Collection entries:
---

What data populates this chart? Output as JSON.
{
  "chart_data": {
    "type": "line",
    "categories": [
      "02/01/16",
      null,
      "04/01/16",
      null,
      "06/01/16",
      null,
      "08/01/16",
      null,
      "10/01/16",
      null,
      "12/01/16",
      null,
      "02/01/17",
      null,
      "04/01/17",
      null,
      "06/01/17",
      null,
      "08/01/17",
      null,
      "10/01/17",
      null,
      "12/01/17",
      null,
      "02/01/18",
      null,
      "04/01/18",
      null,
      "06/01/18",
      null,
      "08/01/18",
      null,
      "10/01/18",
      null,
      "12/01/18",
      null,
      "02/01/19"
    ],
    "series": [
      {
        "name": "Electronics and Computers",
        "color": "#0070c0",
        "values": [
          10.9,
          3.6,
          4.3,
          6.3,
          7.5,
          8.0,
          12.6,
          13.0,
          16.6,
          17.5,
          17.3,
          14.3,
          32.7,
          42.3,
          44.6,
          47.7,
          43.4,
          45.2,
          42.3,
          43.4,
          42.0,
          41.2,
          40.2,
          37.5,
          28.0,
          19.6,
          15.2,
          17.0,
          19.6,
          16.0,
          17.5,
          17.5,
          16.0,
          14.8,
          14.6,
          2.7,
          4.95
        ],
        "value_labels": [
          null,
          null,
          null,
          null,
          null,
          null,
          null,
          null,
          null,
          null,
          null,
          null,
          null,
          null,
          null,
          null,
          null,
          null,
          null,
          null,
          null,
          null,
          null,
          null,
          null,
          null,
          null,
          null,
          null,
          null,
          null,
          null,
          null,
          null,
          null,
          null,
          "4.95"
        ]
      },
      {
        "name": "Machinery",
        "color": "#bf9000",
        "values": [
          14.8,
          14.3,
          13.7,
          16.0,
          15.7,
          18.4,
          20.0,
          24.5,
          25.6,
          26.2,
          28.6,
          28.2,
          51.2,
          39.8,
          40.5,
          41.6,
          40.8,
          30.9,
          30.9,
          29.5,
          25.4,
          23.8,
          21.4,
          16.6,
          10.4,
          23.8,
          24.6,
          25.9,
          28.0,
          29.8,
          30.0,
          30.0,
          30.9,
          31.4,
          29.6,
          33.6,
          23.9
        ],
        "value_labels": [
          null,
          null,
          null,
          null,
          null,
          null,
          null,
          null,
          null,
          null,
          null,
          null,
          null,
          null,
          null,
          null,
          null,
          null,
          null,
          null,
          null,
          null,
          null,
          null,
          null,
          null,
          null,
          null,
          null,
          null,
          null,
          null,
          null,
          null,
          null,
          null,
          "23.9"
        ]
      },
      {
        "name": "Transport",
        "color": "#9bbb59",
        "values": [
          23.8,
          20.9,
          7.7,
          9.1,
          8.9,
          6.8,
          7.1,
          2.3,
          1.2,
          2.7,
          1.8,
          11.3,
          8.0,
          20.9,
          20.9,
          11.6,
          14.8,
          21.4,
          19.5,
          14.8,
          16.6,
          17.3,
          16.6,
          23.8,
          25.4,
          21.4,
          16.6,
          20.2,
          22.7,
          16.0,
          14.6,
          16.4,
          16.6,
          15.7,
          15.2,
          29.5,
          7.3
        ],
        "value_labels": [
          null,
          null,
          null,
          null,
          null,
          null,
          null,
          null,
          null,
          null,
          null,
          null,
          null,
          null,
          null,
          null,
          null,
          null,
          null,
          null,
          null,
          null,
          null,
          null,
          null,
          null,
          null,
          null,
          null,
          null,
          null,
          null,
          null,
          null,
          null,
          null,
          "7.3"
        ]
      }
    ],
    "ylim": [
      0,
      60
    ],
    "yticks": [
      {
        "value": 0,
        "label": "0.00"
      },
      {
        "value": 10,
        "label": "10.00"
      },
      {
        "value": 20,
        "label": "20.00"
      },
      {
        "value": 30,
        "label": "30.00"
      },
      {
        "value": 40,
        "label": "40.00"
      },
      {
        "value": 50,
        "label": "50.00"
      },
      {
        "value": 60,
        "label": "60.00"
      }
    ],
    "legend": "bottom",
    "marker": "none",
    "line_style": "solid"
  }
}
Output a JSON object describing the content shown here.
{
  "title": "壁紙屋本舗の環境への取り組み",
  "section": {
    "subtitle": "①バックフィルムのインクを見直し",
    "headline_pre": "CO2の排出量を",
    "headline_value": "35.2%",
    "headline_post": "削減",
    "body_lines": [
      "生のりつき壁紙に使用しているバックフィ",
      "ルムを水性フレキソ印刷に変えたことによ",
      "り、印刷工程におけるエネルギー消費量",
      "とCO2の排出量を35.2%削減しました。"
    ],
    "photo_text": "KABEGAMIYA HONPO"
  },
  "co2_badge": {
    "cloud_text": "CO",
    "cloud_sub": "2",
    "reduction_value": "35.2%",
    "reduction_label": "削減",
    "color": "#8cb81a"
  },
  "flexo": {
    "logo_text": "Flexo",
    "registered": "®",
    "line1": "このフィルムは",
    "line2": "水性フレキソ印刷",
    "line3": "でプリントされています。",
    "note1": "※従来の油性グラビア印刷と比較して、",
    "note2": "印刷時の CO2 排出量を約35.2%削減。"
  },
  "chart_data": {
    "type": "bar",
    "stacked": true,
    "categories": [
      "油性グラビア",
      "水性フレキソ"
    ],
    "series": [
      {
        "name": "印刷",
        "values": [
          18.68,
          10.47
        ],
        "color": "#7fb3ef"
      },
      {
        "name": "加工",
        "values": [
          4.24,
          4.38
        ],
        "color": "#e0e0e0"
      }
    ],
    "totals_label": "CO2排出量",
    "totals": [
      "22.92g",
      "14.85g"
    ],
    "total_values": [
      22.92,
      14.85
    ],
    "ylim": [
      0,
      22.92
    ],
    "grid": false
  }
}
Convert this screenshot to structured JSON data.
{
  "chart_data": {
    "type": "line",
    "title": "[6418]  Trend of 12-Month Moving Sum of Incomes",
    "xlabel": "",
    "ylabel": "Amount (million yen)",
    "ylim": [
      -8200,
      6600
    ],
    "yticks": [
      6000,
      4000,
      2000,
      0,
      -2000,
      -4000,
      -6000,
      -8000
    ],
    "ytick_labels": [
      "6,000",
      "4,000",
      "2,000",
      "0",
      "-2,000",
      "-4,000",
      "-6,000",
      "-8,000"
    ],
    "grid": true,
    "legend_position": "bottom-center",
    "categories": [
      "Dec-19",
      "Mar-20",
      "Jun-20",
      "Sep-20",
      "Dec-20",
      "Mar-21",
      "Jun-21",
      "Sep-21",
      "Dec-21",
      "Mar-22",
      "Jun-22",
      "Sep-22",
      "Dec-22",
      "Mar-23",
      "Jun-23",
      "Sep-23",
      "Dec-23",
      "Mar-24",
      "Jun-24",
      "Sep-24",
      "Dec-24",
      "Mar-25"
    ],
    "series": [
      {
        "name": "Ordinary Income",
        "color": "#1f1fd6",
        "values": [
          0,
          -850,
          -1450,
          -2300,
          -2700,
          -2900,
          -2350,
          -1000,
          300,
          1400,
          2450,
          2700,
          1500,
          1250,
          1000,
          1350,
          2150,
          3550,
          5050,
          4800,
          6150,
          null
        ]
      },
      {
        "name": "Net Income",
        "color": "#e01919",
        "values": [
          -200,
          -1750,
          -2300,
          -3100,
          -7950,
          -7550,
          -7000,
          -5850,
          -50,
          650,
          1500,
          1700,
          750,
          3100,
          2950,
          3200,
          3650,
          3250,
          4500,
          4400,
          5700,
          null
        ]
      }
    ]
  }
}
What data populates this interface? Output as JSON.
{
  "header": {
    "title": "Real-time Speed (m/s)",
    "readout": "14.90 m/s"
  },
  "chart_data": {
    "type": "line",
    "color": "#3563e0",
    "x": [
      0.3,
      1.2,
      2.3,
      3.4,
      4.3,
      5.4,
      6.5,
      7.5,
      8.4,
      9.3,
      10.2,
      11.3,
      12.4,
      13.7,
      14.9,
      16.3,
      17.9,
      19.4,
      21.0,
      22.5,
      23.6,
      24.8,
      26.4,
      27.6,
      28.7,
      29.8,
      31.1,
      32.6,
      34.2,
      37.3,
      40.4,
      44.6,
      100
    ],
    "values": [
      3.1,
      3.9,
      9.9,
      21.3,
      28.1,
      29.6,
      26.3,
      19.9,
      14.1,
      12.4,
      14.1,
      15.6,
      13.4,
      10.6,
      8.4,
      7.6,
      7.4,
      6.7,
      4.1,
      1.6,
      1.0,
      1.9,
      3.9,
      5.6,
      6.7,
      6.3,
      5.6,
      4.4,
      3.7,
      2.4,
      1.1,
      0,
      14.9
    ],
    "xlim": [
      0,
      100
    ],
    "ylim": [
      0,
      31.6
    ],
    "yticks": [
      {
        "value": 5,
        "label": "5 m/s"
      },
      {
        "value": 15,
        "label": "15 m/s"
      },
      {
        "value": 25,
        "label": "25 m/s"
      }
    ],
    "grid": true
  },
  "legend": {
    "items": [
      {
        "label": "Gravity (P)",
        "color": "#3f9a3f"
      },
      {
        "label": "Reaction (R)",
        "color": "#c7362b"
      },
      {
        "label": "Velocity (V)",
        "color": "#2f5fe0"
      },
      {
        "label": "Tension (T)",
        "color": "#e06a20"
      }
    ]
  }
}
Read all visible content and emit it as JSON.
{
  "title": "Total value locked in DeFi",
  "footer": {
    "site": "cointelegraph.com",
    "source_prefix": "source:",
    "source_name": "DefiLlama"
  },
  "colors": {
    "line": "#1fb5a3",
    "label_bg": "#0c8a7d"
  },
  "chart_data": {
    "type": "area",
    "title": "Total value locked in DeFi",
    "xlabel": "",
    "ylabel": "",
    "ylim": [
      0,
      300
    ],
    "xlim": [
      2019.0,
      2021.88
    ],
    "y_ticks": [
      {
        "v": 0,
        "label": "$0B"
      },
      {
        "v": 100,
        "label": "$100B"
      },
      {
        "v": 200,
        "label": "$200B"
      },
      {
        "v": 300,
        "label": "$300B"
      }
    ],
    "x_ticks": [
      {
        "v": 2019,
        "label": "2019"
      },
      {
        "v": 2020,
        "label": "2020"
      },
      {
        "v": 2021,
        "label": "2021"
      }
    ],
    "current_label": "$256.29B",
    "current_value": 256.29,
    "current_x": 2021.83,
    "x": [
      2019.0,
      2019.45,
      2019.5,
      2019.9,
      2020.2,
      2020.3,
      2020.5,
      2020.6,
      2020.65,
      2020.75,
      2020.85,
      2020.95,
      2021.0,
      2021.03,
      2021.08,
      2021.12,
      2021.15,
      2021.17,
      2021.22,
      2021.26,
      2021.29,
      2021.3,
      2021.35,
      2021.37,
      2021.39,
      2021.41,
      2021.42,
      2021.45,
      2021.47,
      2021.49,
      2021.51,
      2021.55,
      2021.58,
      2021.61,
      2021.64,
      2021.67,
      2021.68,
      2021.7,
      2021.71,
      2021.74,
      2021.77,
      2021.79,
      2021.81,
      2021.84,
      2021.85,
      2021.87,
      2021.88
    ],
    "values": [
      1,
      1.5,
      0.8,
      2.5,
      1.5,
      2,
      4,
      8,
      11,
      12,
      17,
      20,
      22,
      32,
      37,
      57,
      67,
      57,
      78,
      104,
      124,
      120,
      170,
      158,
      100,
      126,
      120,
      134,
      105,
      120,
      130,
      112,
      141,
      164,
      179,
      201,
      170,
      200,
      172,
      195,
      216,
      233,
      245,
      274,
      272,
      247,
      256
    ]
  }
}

---

:: WRITTEN INSTRUCTION ::
Select from the material above each line in which the string "locked" appears, and list those lines.

:: COMPLETED TASK ::
  "title": "Total value locked in DeFi",
    "title": "Total value locked in DeFi",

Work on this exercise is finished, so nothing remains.